**WHAT IS EXPECTED**
Copy out the lines below word for word, leaving out the pictures.

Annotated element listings
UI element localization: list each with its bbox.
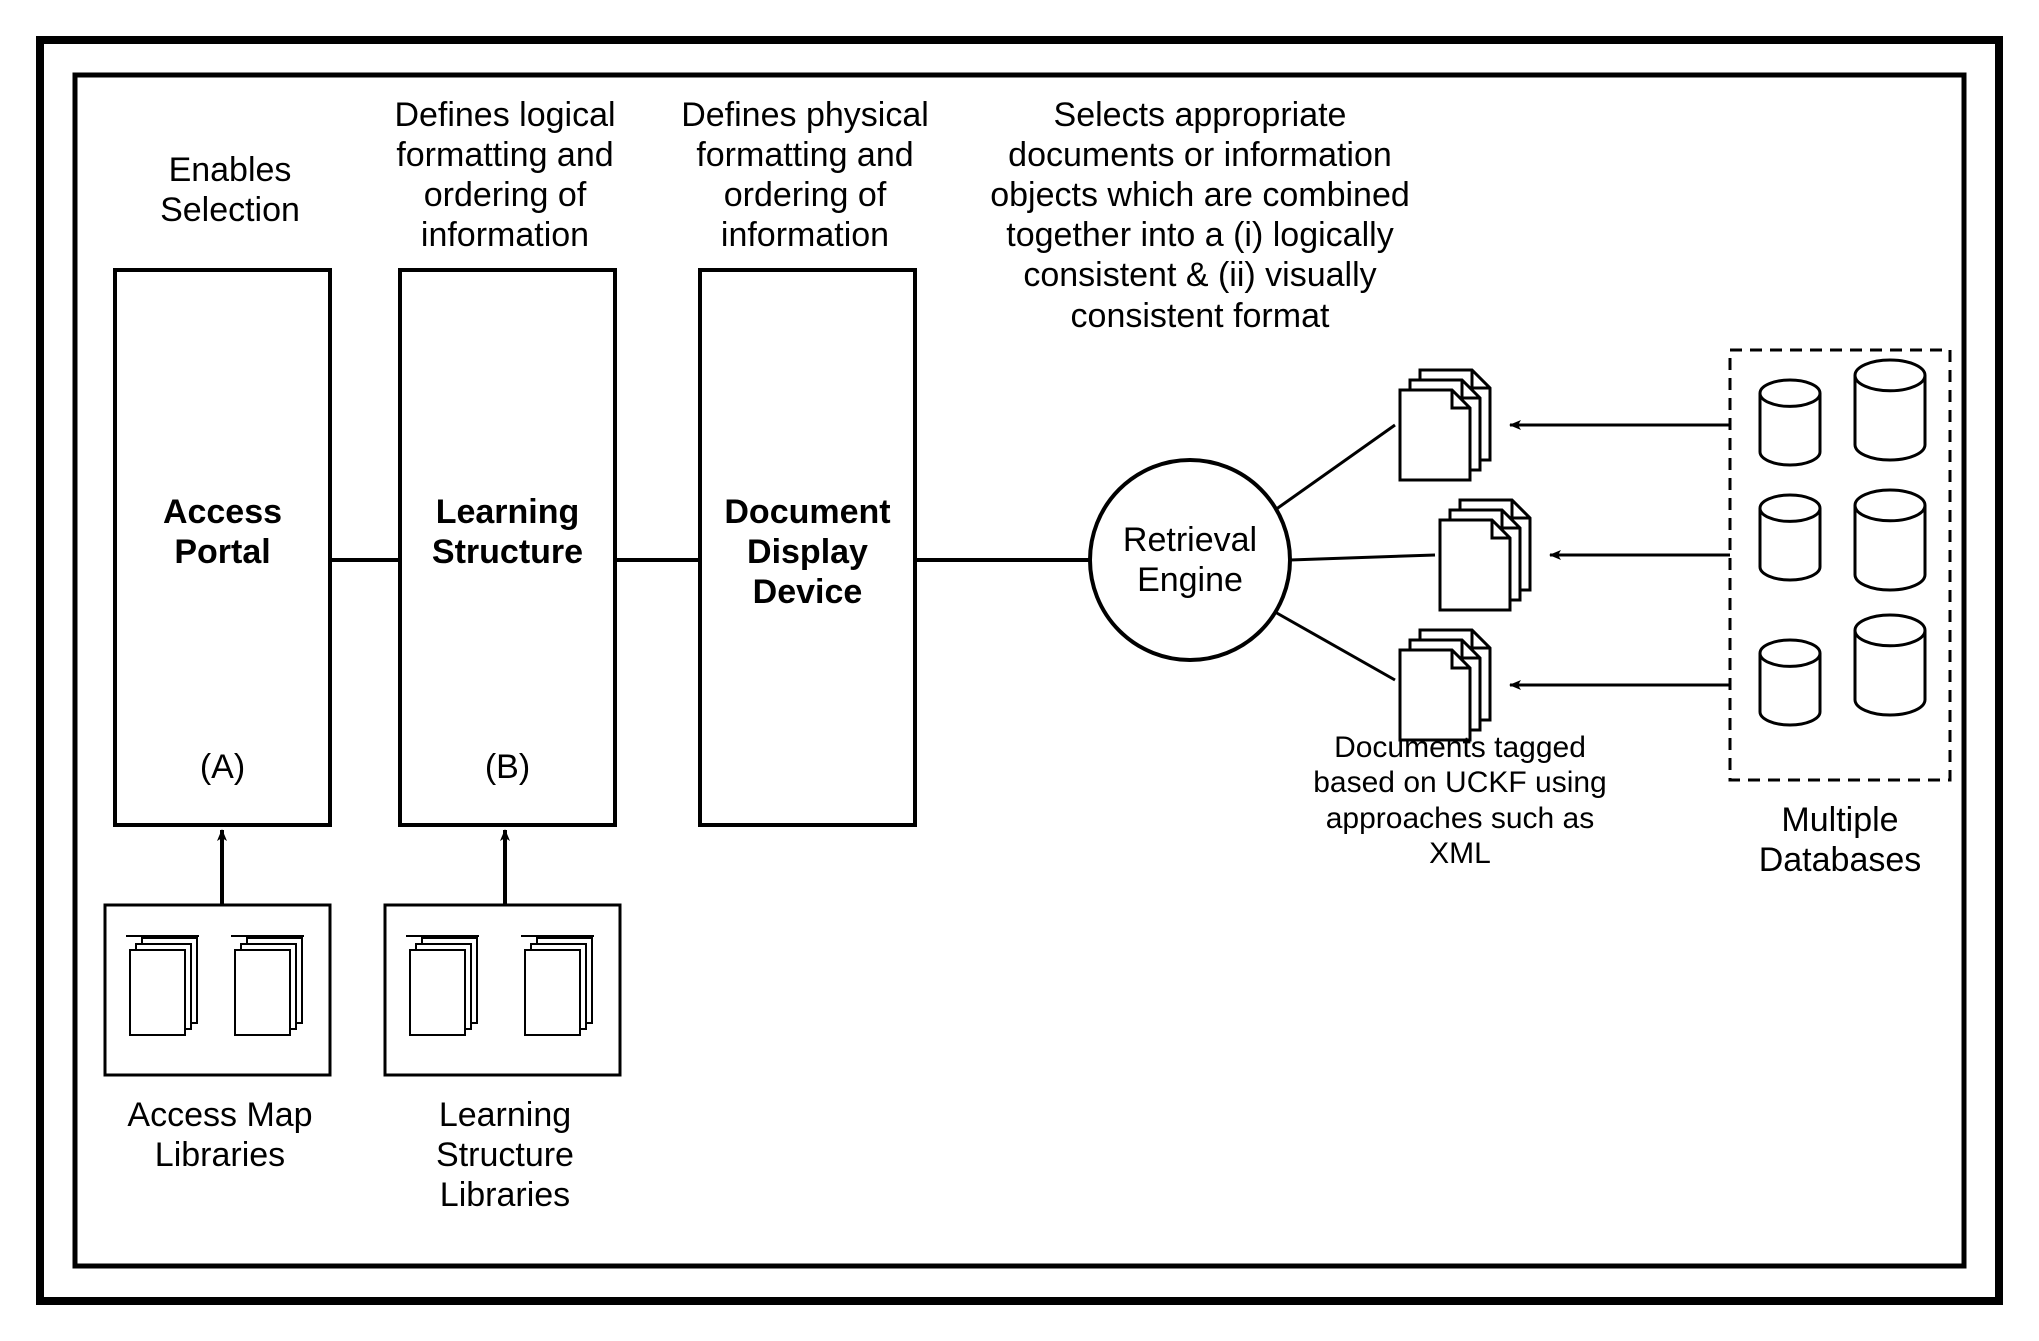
doc-stack-icon-0 [1400,370,1490,480]
caption-access: Enables Selection [125,150,335,230]
caption-engine: Selects appropriate documents or informa… [980,95,1420,336]
db-cylinder-icon [1855,360,1925,460]
doc-stack-icon-2 [1400,630,1490,740]
caption-learning: Defines logical formatting and ordering … [370,95,640,255]
doc-stack-icon-1 [1440,500,1530,610]
docs-caption: Documents tagged based on UCKF using app… [1300,730,1620,872]
edge-engine-docs-1 [1290,555,1435,560]
db-cylinder-icon [1760,380,1820,465]
caption-display: Defines physical formatting and ordering… [665,95,945,255]
edge-engine-docs-0 [1275,425,1395,510]
db-cylinder-icon [1760,495,1820,580]
retrieval-engine-label: Retrieval Engine [1098,520,1282,600]
db-cylinder-icon [1760,640,1820,725]
db-cylinder-icon [1855,490,1925,590]
box-learning-sub: (B) [408,747,607,787]
box-learning-title: Learning Structure [408,492,607,572]
edge-engine-docs-2 [1275,612,1395,680]
box-access-sub: (A) [123,747,322,787]
library-learning-caption: Learning Structure Libraries [370,1095,640,1215]
db-caption: Multiple Databases [1720,800,1960,880]
box-display-title: Document Display Device [708,492,907,612]
diagram-stage: Enables Selection Defines logical formatt… [0,0,2039,1341]
db-cylinder-icon [1855,615,1925,715]
library-access-caption: Access Map Libraries [95,1095,345,1175]
box-access-title: Access Portal [123,492,322,572]
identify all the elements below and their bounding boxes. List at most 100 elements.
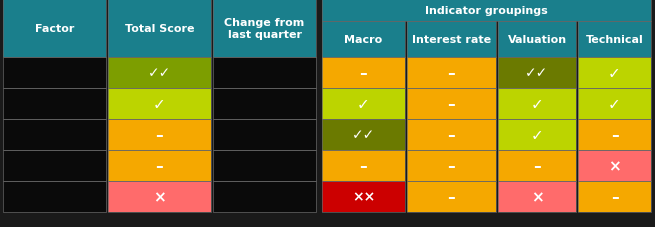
Bar xyxy=(108,0,211,58)
Text: Factor: Factor xyxy=(35,24,74,34)
Text: Technical: Technical xyxy=(586,35,643,45)
Bar xyxy=(407,119,496,150)
Bar xyxy=(498,119,576,150)
Bar xyxy=(3,181,106,212)
Bar xyxy=(108,89,211,119)
Bar xyxy=(213,181,316,212)
Text: ×: × xyxy=(531,189,544,204)
Bar xyxy=(322,22,405,58)
Text: –: – xyxy=(447,158,455,173)
Bar xyxy=(322,58,405,89)
Bar xyxy=(213,58,316,89)
Bar xyxy=(407,58,496,89)
Text: –: – xyxy=(533,158,541,173)
Bar xyxy=(578,58,651,89)
Bar xyxy=(578,89,651,119)
Bar xyxy=(3,150,106,181)
Bar xyxy=(578,58,651,89)
Bar xyxy=(498,58,576,89)
Text: ××: ×× xyxy=(352,190,375,204)
Bar xyxy=(213,58,316,89)
Bar xyxy=(3,0,106,58)
Bar xyxy=(3,181,106,212)
Bar xyxy=(498,119,576,150)
Bar xyxy=(108,89,211,119)
Bar xyxy=(498,89,576,119)
Bar xyxy=(407,150,496,181)
Bar xyxy=(3,0,106,58)
Text: –: – xyxy=(447,127,455,142)
Text: ✓: ✓ xyxy=(531,96,544,111)
Bar xyxy=(498,89,576,119)
Bar xyxy=(498,150,576,181)
Bar xyxy=(322,150,405,181)
Bar xyxy=(322,58,405,89)
Bar xyxy=(108,58,211,89)
Bar xyxy=(407,22,496,58)
Bar xyxy=(213,0,316,58)
Bar xyxy=(498,181,576,212)
Bar xyxy=(108,150,211,181)
Bar xyxy=(322,22,405,58)
Bar xyxy=(407,119,496,150)
Bar xyxy=(578,22,651,58)
Text: ✓✓: ✓✓ xyxy=(148,66,171,80)
Text: ✓: ✓ xyxy=(608,66,621,81)
Text: –: – xyxy=(610,189,618,204)
Text: ×: × xyxy=(153,189,166,204)
Text: –: – xyxy=(156,127,163,142)
Bar xyxy=(322,181,405,212)
Bar xyxy=(322,89,405,119)
Text: Interest rate: Interest rate xyxy=(412,35,491,45)
Bar xyxy=(498,181,576,212)
Bar xyxy=(213,119,316,150)
Bar xyxy=(213,119,316,150)
Bar xyxy=(407,58,496,89)
Bar xyxy=(108,150,211,181)
Bar xyxy=(407,89,496,119)
Bar xyxy=(108,181,211,212)
Bar xyxy=(407,22,496,58)
Bar xyxy=(498,150,576,181)
Bar xyxy=(108,119,211,150)
Text: Valuation: Valuation xyxy=(508,35,567,45)
Text: ✓: ✓ xyxy=(608,96,621,111)
Bar xyxy=(3,119,106,150)
Bar xyxy=(407,150,496,181)
Text: Indicator groupings: Indicator groupings xyxy=(425,6,548,16)
Bar xyxy=(407,181,496,212)
Bar xyxy=(322,0,651,22)
Bar xyxy=(213,89,316,119)
Bar xyxy=(578,119,651,150)
Text: –: – xyxy=(360,158,367,173)
Text: ✓✓: ✓✓ xyxy=(352,128,375,142)
Bar xyxy=(578,89,651,119)
Bar xyxy=(108,58,211,89)
Bar xyxy=(322,119,405,150)
Bar xyxy=(3,119,106,150)
Bar xyxy=(578,181,651,212)
Text: –: – xyxy=(156,158,163,173)
Text: Total Score: Total Score xyxy=(124,24,195,34)
Bar xyxy=(3,58,106,89)
Bar xyxy=(322,0,651,22)
Bar xyxy=(407,181,496,212)
Bar xyxy=(578,150,651,181)
Text: Change from
last quarter: Change from last quarter xyxy=(225,18,305,40)
Text: –: – xyxy=(447,189,455,204)
Bar xyxy=(578,22,651,58)
Text: ✓: ✓ xyxy=(531,127,544,142)
Bar xyxy=(3,89,106,119)
Bar xyxy=(3,58,106,89)
Bar xyxy=(213,150,316,181)
Bar xyxy=(498,22,576,58)
Text: ✓: ✓ xyxy=(357,96,370,111)
Bar xyxy=(578,119,651,150)
Text: –: – xyxy=(360,66,367,81)
Bar xyxy=(498,22,576,58)
Bar xyxy=(108,181,211,212)
Text: ✓✓: ✓✓ xyxy=(525,66,549,80)
Bar xyxy=(213,89,316,119)
Bar xyxy=(322,181,405,212)
Bar xyxy=(322,119,405,150)
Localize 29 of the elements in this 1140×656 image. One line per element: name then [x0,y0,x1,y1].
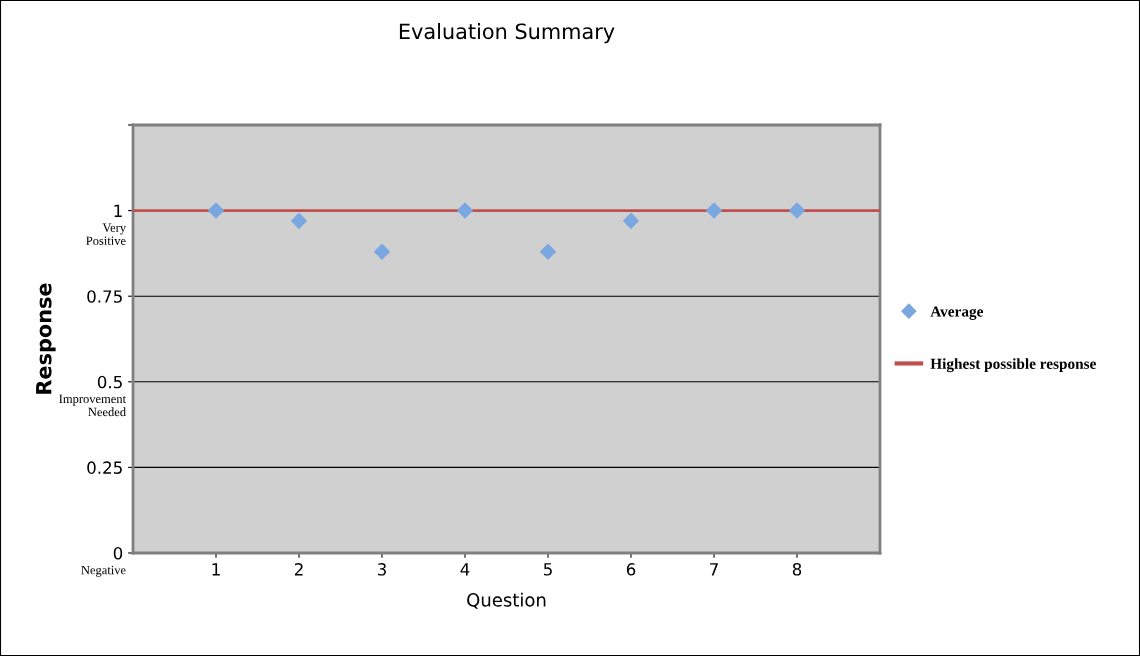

**FULL SOLUTION**
UI element localization: list each with its bbox.
doc-stack-icon-0 [1400,370,1490,480]
caption-access: Enables Selection [125,150,335,230]
caption-engine: Selects appropriate documents or informa… [980,95,1420,336]
db-cylinder-icon [1855,360,1925,460]
doc-stack-icon-2 [1400,630,1490,740]
caption-learning: Defines logical formatting and ordering … [370,95,640,255]
doc-stack-icon-1 [1440,500,1530,610]
docs-caption: Documents tagged based on UCKF using app… [1300,730,1620,872]
edge-engine-docs-1 [1290,555,1435,560]
db-cylinder-icon [1760,380,1820,465]
caption-display: Defines physical formatting and ordering… [665,95,945,255]
edge-engine-docs-0 [1275,425,1395,510]
db-cylinder-icon [1760,495,1820,580]
retrieval-engine-label: Retrieval Engine [1098,520,1282,600]
db-cylinder-icon [1760,640,1820,725]
db-cylinder-icon [1855,490,1925,590]
box-learning-sub: (B) [408,747,607,787]
box-learning-title: Learning Structure [408,492,607,572]
edge-engine-docs-2 [1275,612,1395,680]
box-access-sub: (A) [123,747,322,787]
library-learning-caption: Learning Structure Libraries [370,1095,640,1215]
db-caption: Multiple Databases [1720,800,1960,880]
box-display-title: Document Display Device [708,492,907,612]
diagram-stage: Enables Selection Defines logical formatt… [0,0,2039,1341]
db-cylinder-icon [1855,615,1925,715]
library-access-caption: Access Map Libraries [95,1095,345,1175]
box-access-title: Access Portal [123,492,322,572]
identify all the elements below and their bounding boxes. List at most 100 elements.
Bar xyxy=(108,0,211,58)
Text: Factor: Factor xyxy=(35,24,74,34)
Text: Technical: Technical xyxy=(586,35,643,45)
Bar xyxy=(407,119,496,150)
Bar xyxy=(498,119,576,150)
Bar xyxy=(3,181,106,212)
Bar xyxy=(108,89,211,119)
Bar xyxy=(213,181,316,212)
Text: ×: × xyxy=(531,189,544,204)
Bar xyxy=(322,22,405,58)
Text: –: – xyxy=(447,158,455,173)
Bar xyxy=(322,58,405,89)
Bar xyxy=(213,58,316,89)
Bar xyxy=(407,58,496,89)
Text: –: – xyxy=(533,158,541,173)
Bar xyxy=(578,58,651,89)
Bar xyxy=(578,89,651,119)
Bar xyxy=(3,150,106,181)
Bar xyxy=(578,58,651,89)
Bar xyxy=(498,58,576,89)
Text: ××: ×× xyxy=(352,190,375,204)
Bar xyxy=(213,58,316,89)
Bar xyxy=(3,0,106,58)
Bar xyxy=(3,181,106,212)
Bar xyxy=(498,119,576,150)
Bar xyxy=(108,89,211,119)
Bar xyxy=(498,89,576,119)
Bar xyxy=(407,150,496,181)
Bar xyxy=(3,0,106,58)
Text: –: – xyxy=(447,127,455,142)
Text: ✓: ✓ xyxy=(531,96,544,111)
Bar xyxy=(498,89,576,119)
Bar xyxy=(498,150,576,181)
Bar xyxy=(322,150,405,181)
Bar xyxy=(322,58,405,89)
Bar xyxy=(108,58,211,89)
Bar xyxy=(407,22,496,58)
Bar xyxy=(213,0,316,58)
Bar xyxy=(498,181,576,212)
Bar xyxy=(108,150,211,181)
Bar xyxy=(322,22,405,58)
Bar xyxy=(407,119,496,150)
Bar xyxy=(578,22,651,58)
Text: ✓✓: ✓✓ xyxy=(148,66,171,80)
Text: ✓: ✓ xyxy=(608,66,621,81)
Text: –: – xyxy=(610,189,618,204)
Text: ×: × xyxy=(153,189,166,204)
Text: –: – xyxy=(156,127,163,142)
Bar xyxy=(322,181,405,212)
Bar xyxy=(322,89,405,119)
Text: Interest rate: Interest rate xyxy=(412,35,491,45)
Bar xyxy=(498,181,576,212)
Bar xyxy=(213,119,316,150)
Bar xyxy=(213,119,316,150)
Bar xyxy=(407,58,496,89)
Bar xyxy=(108,150,211,181)
Bar xyxy=(407,89,496,119)
Bar xyxy=(108,181,211,212)
Bar xyxy=(407,22,496,58)
Bar xyxy=(498,150,576,181)
Bar xyxy=(108,119,211,150)
Text: Valuation: Valuation xyxy=(508,35,567,45)
Text: ✓: ✓ xyxy=(608,96,621,111)
Bar xyxy=(3,119,106,150)
Bar xyxy=(407,150,496,181)
Text: Indicator groupings: Indicator groupings xyxy=(425,6,548,16)
Bar xyxy=(407,181,496,212)
Bar xyxy=(322,0,651,22)
Bar xyxy=(213,89,316,119)
Bar xyxy=(578,119,651,150)
Text: –: – xyxy=(360,158,367,173)
Text: ✓✓: ✓✓ xyxy=(352,128,375,142)
Bar xyxy=(578,89,651,119)
Bar xyxy=(108,58,211,89)
Bar xyxy=(322,119,405,150)
Bar xyxy=(3,119,106,150)
Bar xyxy=(578,181,651,212)
Text: –: – xyxy=(156,158,163,173)
Text: Total Score: Total Score xyxy=(124,24,195,34)
Bar xyxy=(3,58,106,89)
Bar xyxy=(322,0,651,22)
Bar xyxy=(407,181,496,212)
Bar xyxy=(578,150,651,181)
Text: Change from
last quarter: Change from last quarter xyxy=(225,18,305,40)
Text: –: – xyxy=(447,189,455,204)
Bar xyxy=(578,22,651,58)
Text: ✓: ✓ xyxy=(531,127,544,142)
Bar xyxy=(3,89,106,119)
Bar xyxy=(3,58,106,89)
Bar xyxy=(213,150,316,181)
Bar xyxy=(498,22,576,58)
Text: ✓: ✓ xyxy=(357,96,370,111)
Bar xyxy=(578,119,651,150)
Text: –: – xyxy=(360,66,367,81)
Bar xyxy=(498,22,576,58)
Bar xyxy=(108,181,211,212)
Text: ✓✓: ✓✓ xyxy=(525,66,549,80)
Bar xyxy=(213,89,316,119)
Bar xyxy=(322,181,405,212)
Bar xyxy=(322,119,405,150)
Localize 29 of the elements in this 1140×656 image. One line per element: name then [x0,y0,x1,y1].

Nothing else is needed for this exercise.